[WRITTEN REQUEST] Identify, in the records below, every line where the string "Mike" appears, and copy each such line.

===== DATASET =====

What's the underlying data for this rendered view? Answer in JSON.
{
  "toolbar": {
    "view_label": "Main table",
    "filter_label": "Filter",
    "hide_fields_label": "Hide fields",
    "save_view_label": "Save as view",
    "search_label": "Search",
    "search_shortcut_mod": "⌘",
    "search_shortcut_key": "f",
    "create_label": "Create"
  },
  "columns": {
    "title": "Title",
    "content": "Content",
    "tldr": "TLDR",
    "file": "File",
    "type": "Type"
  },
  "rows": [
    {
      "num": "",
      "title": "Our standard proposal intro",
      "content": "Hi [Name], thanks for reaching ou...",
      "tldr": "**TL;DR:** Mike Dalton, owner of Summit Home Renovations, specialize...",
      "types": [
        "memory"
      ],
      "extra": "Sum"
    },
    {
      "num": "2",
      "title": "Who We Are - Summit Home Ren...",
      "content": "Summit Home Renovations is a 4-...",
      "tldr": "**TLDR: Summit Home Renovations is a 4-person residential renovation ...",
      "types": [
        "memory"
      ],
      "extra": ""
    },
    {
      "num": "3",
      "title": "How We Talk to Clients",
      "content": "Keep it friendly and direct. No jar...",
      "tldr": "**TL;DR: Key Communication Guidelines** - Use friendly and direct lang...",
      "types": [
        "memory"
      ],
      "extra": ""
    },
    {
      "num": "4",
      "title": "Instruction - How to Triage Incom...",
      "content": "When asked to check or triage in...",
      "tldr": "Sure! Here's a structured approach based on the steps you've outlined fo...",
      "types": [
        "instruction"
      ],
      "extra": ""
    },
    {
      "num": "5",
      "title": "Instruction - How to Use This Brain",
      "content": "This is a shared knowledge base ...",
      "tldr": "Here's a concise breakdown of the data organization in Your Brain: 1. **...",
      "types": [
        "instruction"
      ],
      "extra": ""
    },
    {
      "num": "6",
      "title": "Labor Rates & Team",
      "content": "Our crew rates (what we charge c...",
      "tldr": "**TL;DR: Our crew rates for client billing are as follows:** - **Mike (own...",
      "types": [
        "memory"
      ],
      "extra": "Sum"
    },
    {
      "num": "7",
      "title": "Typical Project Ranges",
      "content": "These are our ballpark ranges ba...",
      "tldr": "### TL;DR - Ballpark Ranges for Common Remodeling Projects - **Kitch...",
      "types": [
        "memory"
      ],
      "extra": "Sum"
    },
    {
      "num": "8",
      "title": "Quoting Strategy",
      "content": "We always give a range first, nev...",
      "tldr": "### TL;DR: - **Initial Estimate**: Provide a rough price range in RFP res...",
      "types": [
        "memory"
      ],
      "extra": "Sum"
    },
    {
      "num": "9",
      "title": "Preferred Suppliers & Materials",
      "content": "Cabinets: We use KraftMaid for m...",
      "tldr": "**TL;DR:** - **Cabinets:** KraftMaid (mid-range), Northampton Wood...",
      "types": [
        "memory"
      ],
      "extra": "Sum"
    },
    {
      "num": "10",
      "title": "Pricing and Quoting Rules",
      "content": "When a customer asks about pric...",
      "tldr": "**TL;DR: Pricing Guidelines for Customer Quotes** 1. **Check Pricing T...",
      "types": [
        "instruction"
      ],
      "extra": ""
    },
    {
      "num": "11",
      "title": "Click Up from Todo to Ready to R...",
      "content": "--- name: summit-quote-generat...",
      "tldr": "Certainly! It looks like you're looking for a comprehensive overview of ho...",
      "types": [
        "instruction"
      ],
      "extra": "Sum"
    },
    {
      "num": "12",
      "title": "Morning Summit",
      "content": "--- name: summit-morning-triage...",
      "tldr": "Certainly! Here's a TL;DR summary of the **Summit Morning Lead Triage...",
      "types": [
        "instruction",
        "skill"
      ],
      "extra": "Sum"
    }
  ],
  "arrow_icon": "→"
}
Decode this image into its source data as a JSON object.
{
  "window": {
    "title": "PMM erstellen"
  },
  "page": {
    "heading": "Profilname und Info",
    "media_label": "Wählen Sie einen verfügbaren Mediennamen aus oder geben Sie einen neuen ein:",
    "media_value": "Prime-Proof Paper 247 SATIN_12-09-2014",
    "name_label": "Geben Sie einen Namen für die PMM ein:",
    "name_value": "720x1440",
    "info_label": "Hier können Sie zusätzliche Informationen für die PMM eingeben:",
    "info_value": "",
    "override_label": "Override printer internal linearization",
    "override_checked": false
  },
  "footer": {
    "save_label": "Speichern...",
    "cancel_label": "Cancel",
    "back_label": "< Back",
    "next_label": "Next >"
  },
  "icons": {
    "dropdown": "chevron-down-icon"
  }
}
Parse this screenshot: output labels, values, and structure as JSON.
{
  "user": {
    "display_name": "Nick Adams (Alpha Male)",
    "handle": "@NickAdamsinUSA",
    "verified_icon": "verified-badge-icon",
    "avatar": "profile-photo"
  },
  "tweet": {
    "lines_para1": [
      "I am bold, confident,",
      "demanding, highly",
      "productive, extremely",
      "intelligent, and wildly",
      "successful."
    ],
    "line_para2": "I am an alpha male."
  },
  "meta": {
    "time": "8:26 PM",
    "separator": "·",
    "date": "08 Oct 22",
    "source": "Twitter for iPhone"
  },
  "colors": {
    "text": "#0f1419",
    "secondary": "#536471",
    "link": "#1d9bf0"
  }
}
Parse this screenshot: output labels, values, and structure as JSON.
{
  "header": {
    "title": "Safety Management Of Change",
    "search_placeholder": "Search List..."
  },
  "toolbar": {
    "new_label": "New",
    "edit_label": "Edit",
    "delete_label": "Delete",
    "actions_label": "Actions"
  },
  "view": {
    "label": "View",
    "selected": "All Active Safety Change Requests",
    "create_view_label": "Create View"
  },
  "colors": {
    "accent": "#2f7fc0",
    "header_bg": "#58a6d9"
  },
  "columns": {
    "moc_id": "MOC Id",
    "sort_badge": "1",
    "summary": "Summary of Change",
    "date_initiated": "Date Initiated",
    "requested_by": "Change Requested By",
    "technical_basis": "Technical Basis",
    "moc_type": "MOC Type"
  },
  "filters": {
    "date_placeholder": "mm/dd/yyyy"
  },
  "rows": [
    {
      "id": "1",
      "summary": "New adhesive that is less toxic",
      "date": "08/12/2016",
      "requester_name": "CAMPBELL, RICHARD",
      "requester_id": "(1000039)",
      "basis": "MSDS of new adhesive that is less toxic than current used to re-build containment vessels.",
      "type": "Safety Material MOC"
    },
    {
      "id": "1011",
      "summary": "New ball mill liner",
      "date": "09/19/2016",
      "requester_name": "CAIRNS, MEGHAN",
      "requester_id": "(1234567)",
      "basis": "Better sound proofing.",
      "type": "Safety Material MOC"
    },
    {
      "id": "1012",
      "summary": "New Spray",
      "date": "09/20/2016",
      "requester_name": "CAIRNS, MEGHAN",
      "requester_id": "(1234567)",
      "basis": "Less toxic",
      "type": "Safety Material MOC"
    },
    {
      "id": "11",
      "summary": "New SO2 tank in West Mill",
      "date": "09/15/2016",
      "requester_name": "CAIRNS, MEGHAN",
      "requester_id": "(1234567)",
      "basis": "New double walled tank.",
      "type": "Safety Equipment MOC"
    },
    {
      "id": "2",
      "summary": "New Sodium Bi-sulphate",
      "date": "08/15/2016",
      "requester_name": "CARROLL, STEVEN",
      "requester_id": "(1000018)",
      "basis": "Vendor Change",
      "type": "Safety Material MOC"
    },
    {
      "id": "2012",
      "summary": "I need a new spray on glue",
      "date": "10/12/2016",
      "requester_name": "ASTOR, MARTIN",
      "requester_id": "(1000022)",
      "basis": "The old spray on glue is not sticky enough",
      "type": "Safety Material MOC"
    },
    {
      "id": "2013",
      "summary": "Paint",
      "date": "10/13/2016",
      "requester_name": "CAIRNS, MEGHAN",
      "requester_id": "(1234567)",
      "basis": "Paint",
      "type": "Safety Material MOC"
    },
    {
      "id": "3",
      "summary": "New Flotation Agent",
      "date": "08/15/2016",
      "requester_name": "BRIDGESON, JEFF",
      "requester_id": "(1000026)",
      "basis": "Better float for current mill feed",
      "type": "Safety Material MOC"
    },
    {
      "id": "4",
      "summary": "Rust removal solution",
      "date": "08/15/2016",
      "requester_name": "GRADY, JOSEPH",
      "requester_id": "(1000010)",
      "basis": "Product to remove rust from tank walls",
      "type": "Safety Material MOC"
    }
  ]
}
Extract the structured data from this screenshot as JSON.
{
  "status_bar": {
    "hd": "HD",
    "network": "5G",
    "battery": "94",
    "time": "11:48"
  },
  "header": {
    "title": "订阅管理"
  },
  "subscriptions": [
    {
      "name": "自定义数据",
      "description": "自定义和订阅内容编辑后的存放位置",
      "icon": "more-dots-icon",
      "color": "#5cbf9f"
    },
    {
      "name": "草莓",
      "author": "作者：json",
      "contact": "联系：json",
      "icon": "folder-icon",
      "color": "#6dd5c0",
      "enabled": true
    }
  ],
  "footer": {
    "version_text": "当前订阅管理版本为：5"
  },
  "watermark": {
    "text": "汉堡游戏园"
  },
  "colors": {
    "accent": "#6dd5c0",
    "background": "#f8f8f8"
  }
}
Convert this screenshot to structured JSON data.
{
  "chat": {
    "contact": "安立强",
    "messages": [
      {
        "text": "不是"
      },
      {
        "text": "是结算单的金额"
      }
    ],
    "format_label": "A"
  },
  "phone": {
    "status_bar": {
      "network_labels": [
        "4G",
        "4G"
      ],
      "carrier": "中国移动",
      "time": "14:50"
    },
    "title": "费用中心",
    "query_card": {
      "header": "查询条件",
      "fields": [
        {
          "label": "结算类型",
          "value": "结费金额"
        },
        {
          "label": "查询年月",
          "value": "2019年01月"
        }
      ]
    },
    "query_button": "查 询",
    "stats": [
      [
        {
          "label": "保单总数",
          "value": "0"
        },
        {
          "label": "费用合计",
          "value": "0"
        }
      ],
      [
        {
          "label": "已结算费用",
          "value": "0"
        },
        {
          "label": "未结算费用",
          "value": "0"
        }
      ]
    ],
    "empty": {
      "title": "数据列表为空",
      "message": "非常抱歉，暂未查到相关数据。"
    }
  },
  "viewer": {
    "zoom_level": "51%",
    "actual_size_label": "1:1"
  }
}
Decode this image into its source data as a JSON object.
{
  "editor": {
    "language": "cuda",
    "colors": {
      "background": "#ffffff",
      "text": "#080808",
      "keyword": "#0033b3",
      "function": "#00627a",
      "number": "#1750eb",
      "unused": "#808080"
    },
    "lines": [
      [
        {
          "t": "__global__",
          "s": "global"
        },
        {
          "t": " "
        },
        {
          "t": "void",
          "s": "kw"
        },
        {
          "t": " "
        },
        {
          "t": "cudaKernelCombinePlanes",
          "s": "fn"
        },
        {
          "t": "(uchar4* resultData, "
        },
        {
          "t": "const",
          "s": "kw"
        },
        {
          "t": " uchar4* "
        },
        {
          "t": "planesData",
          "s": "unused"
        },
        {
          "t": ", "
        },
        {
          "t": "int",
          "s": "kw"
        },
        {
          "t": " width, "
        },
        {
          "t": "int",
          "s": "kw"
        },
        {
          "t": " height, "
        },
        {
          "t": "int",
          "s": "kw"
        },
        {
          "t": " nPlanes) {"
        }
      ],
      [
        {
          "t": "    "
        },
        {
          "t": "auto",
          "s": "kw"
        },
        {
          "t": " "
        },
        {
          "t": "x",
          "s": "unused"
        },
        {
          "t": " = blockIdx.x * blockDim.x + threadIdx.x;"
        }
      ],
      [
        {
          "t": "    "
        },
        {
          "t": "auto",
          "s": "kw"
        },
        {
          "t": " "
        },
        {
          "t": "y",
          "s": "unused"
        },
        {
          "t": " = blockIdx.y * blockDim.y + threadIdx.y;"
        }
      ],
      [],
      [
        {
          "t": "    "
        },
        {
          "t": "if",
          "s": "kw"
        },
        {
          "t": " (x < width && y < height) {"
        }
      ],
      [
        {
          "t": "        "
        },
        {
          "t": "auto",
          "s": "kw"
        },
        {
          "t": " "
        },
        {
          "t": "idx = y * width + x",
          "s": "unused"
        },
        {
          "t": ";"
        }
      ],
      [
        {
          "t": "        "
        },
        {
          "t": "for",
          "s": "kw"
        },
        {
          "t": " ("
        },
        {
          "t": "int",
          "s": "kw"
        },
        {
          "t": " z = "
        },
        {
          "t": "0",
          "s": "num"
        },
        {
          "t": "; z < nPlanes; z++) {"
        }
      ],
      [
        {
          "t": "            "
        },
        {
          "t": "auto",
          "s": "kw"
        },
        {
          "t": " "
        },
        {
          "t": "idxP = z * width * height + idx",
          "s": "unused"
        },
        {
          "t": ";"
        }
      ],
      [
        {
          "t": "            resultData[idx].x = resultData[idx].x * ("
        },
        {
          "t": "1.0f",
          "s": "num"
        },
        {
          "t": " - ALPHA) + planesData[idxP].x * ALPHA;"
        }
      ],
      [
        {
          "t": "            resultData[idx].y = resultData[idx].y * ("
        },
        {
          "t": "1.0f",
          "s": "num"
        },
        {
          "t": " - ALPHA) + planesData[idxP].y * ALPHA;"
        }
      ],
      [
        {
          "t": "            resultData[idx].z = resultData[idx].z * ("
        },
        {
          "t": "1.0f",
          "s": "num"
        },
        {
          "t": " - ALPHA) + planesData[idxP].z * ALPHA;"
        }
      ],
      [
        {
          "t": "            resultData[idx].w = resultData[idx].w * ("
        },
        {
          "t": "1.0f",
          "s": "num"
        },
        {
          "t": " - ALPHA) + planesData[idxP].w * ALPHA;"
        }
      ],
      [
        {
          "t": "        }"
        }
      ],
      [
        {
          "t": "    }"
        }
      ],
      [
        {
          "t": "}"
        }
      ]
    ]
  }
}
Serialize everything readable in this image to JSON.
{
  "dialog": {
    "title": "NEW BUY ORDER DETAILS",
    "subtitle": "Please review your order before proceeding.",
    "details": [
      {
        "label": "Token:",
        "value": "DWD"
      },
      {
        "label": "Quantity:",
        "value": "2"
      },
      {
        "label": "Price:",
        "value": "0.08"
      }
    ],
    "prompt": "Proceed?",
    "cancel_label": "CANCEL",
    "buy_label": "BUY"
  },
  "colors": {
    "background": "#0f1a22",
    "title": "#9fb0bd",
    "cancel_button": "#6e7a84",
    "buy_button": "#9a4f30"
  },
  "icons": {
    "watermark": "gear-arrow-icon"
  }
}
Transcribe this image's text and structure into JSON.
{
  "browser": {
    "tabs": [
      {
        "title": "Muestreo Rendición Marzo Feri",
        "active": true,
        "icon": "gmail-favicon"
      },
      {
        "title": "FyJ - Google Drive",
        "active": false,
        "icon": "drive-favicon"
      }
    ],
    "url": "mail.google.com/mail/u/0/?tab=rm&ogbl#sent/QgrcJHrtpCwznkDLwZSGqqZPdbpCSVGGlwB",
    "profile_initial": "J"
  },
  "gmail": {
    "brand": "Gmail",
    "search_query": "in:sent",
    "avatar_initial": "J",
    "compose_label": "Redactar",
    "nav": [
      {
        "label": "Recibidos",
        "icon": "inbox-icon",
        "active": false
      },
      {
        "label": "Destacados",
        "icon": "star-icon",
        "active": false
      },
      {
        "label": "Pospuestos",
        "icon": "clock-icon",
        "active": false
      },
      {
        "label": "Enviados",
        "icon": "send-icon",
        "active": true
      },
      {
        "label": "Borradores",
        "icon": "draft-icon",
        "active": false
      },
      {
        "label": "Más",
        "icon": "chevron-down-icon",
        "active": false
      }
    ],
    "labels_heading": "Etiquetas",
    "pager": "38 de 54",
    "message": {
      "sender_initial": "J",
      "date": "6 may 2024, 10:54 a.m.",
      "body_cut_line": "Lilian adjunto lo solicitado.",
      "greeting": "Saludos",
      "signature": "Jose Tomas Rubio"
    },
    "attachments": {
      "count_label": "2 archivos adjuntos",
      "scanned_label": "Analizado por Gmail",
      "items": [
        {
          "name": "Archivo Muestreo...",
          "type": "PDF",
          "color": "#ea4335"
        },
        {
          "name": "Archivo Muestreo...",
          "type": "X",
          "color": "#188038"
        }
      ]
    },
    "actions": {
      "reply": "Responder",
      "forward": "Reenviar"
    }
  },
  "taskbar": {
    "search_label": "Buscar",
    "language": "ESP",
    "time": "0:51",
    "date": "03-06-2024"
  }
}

=====

[RESPONSE TO THE EXERCISE]
      "tldr": "**TL;DR:** Mike Dalton, owner of Summit Home Renovations, specialize...",
      "tldr": "**TL;DR: Our crew rates for client billing are as follows:** - **Mike (own...",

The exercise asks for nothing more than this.